§ **Written exercise**
Look through the data for the string "text". Copy every line where it is found.

Data records
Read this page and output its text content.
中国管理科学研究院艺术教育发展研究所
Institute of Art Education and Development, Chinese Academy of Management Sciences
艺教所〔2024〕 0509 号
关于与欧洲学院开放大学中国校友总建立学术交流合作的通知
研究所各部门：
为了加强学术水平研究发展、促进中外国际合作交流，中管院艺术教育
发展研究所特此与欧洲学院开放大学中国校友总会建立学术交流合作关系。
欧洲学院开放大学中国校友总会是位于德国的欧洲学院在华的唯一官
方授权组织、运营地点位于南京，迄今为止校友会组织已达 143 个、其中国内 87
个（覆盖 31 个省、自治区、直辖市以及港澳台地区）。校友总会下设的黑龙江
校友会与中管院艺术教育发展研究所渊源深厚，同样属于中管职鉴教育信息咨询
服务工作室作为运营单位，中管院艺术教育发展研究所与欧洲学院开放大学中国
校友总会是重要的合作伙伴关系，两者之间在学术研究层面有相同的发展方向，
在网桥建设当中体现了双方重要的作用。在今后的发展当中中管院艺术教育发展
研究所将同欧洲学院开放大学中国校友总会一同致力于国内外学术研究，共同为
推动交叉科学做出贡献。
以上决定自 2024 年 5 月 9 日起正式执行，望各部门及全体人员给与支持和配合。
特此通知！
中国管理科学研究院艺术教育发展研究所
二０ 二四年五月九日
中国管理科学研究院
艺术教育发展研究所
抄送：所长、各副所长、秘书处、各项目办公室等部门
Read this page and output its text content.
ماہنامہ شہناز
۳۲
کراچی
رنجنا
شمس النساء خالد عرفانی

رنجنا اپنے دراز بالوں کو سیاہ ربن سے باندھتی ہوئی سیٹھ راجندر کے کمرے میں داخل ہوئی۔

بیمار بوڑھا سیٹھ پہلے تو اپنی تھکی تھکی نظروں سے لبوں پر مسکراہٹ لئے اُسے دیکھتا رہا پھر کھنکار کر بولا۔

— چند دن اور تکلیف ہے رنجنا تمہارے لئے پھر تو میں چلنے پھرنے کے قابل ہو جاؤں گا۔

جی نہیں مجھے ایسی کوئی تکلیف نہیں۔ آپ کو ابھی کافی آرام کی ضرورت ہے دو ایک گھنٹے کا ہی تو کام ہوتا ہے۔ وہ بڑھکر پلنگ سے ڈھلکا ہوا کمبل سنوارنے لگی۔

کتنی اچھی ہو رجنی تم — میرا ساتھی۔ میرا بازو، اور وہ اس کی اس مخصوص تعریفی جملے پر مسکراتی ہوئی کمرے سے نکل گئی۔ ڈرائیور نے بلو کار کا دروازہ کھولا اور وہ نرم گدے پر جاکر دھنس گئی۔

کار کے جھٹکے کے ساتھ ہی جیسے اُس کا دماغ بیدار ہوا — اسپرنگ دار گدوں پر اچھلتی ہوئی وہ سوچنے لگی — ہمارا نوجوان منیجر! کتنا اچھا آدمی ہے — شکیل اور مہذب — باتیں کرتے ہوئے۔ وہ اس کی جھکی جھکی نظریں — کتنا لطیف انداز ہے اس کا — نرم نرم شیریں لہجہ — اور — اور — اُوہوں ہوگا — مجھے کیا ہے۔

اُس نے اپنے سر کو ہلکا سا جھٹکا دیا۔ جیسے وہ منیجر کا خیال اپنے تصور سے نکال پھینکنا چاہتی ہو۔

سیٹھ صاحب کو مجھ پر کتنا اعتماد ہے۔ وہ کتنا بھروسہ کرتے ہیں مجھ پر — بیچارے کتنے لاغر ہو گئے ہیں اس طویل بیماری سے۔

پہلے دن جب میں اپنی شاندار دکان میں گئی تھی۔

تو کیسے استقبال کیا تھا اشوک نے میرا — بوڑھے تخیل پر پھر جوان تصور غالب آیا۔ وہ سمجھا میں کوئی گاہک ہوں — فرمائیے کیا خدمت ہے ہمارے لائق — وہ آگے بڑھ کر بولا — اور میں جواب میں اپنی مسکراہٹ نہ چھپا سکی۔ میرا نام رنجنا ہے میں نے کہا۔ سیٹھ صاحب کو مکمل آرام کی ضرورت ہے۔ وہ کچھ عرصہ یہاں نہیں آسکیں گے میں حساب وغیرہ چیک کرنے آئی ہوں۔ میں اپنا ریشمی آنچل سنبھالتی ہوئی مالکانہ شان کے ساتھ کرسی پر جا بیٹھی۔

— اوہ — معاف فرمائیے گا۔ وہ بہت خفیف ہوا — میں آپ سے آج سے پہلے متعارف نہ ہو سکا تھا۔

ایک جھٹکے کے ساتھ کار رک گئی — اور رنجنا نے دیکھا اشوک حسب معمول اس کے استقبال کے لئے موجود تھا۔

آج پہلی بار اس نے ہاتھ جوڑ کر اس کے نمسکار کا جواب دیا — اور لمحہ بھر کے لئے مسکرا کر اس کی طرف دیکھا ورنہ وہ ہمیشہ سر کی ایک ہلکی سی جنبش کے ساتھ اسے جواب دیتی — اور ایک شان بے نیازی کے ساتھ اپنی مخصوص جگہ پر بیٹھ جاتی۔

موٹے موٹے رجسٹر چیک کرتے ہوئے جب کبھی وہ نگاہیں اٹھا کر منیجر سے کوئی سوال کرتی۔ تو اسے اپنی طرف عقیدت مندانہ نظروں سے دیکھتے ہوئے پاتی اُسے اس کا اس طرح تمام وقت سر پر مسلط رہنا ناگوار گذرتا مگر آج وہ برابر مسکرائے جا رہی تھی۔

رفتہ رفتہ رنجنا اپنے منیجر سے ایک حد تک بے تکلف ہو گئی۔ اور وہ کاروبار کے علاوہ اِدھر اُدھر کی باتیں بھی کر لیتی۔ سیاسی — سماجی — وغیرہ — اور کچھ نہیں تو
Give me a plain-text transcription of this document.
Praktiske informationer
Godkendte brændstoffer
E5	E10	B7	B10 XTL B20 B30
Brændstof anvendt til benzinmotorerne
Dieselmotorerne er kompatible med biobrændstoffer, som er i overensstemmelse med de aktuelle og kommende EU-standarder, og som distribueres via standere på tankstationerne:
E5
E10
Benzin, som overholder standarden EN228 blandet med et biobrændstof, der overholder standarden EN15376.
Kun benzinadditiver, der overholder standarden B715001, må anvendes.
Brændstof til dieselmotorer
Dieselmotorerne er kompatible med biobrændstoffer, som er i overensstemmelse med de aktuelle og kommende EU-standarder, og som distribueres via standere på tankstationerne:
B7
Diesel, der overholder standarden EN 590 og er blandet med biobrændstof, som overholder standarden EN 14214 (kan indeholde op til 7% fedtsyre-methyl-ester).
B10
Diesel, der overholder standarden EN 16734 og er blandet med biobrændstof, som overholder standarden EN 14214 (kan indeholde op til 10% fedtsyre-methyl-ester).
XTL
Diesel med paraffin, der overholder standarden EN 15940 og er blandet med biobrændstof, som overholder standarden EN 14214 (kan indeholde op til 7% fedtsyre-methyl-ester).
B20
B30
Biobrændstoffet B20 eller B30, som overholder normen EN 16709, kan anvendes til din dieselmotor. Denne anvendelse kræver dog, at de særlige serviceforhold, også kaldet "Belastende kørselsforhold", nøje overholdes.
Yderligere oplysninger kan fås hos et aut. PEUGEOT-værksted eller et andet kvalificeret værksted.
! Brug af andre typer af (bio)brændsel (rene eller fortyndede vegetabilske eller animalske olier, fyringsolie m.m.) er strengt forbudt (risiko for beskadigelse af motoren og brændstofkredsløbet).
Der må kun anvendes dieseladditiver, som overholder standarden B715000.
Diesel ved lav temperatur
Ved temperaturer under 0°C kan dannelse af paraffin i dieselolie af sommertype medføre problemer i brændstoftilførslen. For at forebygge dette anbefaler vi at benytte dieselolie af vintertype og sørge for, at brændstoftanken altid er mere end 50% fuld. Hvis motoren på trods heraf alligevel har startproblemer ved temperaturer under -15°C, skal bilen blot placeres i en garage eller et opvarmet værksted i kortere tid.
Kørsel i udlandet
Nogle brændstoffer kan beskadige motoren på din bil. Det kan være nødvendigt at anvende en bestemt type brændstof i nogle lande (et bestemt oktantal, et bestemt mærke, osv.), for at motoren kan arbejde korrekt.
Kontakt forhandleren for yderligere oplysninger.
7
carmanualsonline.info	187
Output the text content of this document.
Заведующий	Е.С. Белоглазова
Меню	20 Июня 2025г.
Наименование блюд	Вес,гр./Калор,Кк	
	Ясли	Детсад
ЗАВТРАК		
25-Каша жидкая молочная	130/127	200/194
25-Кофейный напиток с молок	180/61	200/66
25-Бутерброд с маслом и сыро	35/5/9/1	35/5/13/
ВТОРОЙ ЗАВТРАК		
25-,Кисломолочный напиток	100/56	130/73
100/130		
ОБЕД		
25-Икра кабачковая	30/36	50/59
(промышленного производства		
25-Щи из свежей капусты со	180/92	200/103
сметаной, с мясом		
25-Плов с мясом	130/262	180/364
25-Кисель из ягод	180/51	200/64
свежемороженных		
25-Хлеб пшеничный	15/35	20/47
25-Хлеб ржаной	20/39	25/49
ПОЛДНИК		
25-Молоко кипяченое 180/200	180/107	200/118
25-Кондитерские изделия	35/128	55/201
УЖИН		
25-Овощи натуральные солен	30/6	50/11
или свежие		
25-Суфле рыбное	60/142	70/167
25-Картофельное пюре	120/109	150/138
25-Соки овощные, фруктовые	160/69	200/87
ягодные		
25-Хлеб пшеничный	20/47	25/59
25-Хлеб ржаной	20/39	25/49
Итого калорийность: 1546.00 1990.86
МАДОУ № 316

§ **Answer to the exercise**
Read this page and output its text content.
Read this page and output its text content.
Give me a plain-text transcription of this document.
Output the text content of this document.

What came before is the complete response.